>>>>>

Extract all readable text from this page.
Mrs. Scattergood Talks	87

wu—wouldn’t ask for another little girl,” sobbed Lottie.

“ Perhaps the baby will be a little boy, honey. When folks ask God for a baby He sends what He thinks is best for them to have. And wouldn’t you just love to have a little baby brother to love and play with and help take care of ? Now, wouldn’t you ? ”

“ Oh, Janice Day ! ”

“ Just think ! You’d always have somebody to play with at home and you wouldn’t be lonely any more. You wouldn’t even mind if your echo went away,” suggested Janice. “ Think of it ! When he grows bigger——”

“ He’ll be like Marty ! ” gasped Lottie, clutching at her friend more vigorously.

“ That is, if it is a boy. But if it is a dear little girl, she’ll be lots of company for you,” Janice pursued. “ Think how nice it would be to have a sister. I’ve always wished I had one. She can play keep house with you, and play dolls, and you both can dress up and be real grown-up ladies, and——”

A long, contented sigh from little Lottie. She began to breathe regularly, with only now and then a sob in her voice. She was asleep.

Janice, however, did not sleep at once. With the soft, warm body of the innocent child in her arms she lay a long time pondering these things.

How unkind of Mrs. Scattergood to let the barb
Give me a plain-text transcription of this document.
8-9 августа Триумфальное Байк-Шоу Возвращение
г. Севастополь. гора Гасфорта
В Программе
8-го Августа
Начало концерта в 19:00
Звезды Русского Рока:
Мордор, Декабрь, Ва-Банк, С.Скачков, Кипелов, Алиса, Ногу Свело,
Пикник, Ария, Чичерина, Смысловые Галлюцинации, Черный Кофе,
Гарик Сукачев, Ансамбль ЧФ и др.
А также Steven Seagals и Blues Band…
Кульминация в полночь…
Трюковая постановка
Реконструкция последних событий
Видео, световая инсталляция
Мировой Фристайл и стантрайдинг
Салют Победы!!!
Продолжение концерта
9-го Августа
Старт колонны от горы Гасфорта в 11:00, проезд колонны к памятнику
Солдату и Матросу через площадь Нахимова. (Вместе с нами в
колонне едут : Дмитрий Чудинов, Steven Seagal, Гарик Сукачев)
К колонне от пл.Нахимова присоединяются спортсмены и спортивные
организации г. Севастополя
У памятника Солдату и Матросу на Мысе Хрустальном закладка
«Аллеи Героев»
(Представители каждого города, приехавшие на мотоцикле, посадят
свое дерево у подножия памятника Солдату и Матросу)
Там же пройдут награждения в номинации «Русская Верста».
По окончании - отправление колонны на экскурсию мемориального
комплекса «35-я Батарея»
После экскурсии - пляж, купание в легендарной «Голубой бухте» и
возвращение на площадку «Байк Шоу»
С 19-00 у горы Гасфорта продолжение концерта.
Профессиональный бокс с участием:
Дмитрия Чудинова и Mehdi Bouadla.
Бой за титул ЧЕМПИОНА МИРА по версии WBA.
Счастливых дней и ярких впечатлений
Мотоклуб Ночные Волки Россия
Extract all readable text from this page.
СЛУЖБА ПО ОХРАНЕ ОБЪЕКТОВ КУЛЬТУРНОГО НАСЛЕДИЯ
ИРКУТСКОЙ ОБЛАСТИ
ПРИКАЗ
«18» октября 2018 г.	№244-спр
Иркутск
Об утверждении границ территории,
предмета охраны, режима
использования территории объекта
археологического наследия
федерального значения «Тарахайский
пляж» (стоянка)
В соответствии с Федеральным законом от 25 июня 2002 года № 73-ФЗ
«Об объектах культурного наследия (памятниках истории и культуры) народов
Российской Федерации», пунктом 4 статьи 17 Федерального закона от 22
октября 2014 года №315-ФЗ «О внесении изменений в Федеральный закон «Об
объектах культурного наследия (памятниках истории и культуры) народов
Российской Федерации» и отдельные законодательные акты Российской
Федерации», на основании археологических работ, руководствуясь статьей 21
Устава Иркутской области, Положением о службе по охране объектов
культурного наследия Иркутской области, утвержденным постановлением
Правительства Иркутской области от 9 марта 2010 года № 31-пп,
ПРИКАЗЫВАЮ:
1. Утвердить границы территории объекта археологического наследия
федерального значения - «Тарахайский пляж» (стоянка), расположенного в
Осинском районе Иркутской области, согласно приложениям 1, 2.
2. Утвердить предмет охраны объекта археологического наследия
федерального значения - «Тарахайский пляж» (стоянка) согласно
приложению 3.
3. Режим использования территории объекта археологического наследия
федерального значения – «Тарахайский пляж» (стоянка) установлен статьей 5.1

<<<<<

Extract from the data every line where "Солдату" shows up.

Солдату и Матросу через площадь Нахимова. (Вместе с нами в
У памятника Солдату и Матросу на Мысе Хрустальном закладка
свое дерево у подножия памятника Солдату и Матросу)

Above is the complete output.